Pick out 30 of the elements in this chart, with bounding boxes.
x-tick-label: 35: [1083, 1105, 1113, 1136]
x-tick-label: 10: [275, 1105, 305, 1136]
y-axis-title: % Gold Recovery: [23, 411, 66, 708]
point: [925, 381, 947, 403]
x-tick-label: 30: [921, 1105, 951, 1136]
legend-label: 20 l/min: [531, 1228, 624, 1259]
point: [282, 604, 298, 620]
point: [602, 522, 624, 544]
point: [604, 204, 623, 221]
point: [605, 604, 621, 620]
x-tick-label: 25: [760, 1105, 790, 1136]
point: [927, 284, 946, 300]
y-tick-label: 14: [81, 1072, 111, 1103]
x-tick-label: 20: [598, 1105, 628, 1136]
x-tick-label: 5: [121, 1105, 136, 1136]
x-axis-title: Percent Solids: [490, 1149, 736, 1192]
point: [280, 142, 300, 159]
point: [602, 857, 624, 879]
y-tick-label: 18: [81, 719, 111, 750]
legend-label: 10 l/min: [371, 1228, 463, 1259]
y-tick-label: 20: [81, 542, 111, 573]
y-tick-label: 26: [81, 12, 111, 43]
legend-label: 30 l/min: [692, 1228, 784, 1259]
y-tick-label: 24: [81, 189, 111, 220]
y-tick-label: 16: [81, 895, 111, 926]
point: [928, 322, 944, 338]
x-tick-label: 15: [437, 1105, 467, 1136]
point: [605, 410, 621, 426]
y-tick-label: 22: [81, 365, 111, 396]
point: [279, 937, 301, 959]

============

WORK TO DO: Rewrite the records above, swapping "Percent Solids" for "Solids Content" and leaving everything else unchanged.

TASK SOLUTION:
Pick out 30 of the elements in this chart, with bounding boxes.
x-tick-label: 35: [1083, 1105, 1113, 1136]
x-tick-label: 10: [275, 1105, 305, 1136]
y-axis-title: % Gold Recovery: [23, 411, 66, 708]
point: [925, 381, 947, 403]
x-tick-label: 30: [921, 1105, 951, 1136]
legend-label: 20 l/min: [531, 1228, 624, 1259]
point: [282, 604, 298, 620]
point: [602, 522, 624, 544]
point: [604, 204, 623, 221]
point: [605, 604, 621, 620]
x-tick-label: 25: [760, 1105, 790, 1136]
point: [927, 284, 946, 300]
y-tick-label: 14: [81, 1072, 111, 1103]
x-tick-label: 20: [598, 1105, 628, 1136]
x-tick-label: 5: [121, 1105, 136, 1136]
x-axis-title: Solids Content: [490, 1149, 736, 1192]
point: [280, 142, 300, 159]
point: [602, 857, 624, 879]
y-tick-label: 18: [81, 719, 111, 750]
legend-label: 10 l/min: [371, 1228, 463, 1259]
y-tick-label: 20: [81, 542, 111, 573]
y-tick-label: 26: [81, 12, 111, 43]
legend-label: 30 l/min: [692, 1228, 784, 1259]
y-tick-label: 24: [81, 189, 111, 220]
y-tick-label: 16: [81, 895, 111, 926]
point: [928, 322, 944, 338]
x-tick-label: 15: [437, 1105, 467, 1136]
point: [605, 410, 621, 426]
y-tick-label: 22: [81, 365, 111, 396]
point: [279, 937, 301, 959]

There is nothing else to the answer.